* **Direction**
Select all lines holding the word "Mass" from the entries that follow.

* **Material provided**
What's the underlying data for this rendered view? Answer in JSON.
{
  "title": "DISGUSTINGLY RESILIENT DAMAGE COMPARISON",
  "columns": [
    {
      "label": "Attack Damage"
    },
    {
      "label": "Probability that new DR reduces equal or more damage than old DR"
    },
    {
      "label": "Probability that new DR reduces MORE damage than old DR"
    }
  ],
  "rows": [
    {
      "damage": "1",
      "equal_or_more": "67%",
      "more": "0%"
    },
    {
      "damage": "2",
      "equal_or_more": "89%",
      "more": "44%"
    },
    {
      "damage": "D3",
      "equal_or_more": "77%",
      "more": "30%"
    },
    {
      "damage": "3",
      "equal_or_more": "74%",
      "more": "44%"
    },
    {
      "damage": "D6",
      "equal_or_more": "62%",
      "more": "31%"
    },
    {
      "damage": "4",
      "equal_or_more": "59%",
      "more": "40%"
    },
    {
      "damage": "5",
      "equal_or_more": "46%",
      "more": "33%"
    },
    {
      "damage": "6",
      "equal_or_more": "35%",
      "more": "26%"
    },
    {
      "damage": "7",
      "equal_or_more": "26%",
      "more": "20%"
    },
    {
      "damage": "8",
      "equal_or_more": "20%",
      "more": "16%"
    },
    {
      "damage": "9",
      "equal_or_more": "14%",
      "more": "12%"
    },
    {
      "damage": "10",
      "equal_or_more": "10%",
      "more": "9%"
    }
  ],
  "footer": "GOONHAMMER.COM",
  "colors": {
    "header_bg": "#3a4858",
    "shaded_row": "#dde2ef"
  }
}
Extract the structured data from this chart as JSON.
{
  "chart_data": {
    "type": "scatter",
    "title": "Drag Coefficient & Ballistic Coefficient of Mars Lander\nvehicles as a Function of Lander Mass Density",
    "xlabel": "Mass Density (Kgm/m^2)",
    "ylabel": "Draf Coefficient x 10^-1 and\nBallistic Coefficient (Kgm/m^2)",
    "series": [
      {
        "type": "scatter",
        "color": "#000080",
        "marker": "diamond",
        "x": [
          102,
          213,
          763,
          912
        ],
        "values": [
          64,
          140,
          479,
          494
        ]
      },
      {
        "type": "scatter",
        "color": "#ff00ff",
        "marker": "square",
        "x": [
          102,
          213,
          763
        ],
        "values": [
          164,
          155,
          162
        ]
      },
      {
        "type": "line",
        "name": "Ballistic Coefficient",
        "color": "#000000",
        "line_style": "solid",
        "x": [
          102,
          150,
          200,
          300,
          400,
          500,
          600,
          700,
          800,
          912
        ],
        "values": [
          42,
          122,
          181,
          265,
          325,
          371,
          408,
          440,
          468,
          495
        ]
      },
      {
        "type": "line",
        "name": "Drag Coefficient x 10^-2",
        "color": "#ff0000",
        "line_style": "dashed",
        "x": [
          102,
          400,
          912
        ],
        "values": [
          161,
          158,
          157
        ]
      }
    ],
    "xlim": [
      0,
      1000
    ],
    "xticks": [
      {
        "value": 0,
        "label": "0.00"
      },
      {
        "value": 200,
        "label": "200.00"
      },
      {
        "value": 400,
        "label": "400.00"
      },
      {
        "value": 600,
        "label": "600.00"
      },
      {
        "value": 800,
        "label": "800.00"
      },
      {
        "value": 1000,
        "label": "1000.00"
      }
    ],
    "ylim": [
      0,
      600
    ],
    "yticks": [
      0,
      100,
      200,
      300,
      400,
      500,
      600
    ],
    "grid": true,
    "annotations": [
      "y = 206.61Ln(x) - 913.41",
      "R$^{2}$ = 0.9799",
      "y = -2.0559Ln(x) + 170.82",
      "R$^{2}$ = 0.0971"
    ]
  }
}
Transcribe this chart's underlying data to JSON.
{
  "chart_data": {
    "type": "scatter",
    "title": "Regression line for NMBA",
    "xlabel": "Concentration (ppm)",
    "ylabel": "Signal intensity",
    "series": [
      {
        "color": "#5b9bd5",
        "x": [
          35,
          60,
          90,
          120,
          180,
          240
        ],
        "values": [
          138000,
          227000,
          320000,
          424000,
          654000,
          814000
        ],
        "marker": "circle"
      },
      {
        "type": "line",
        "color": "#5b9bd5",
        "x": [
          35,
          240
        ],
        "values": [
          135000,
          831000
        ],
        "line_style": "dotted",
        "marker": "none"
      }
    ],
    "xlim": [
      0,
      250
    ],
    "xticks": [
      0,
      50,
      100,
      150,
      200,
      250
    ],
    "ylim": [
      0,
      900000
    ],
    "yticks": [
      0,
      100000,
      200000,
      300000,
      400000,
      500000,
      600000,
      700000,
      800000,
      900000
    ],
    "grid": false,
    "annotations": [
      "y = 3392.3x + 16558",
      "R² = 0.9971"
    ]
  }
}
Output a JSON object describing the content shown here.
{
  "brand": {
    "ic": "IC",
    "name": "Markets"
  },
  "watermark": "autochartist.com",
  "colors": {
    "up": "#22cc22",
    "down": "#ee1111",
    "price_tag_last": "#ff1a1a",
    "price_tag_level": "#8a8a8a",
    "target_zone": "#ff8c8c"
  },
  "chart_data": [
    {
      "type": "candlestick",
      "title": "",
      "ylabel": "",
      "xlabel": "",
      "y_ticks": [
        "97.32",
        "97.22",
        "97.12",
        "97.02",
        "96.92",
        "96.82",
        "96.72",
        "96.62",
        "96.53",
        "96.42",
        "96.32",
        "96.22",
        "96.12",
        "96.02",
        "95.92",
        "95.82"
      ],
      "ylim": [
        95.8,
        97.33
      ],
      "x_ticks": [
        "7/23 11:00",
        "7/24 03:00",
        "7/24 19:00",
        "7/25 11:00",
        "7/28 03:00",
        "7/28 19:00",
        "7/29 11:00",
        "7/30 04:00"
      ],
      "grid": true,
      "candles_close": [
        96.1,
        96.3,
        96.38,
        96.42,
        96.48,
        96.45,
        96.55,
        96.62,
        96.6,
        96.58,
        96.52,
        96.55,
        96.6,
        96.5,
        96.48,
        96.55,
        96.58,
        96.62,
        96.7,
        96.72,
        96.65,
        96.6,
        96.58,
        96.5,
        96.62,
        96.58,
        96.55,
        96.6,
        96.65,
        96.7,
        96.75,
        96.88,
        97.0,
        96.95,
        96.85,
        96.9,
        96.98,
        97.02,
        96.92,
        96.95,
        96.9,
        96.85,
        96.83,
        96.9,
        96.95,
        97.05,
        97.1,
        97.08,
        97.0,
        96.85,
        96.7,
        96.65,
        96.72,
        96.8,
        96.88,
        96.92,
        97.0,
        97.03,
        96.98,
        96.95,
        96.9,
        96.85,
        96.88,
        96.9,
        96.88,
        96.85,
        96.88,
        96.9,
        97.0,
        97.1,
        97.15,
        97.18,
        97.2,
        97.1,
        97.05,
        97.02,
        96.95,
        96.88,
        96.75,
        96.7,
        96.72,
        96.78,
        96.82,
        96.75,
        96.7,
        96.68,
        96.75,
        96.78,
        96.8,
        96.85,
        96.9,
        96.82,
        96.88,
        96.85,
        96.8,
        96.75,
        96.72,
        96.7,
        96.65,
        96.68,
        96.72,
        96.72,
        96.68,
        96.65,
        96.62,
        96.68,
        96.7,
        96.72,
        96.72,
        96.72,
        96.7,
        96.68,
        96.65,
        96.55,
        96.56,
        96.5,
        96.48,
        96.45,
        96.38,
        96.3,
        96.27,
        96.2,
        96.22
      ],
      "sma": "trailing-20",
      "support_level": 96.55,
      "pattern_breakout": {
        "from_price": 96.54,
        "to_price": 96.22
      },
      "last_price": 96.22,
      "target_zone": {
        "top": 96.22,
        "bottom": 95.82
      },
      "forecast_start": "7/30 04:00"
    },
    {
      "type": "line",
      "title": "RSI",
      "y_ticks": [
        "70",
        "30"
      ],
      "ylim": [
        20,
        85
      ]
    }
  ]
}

* **Exercise answer**
    "title": "Drag Coefficient & Ballistic Coefficient of Mars Lander\nvehicles as a Function of Lander Mass Density",
    "xlabel": "Mass Density (Kgm/m^2)",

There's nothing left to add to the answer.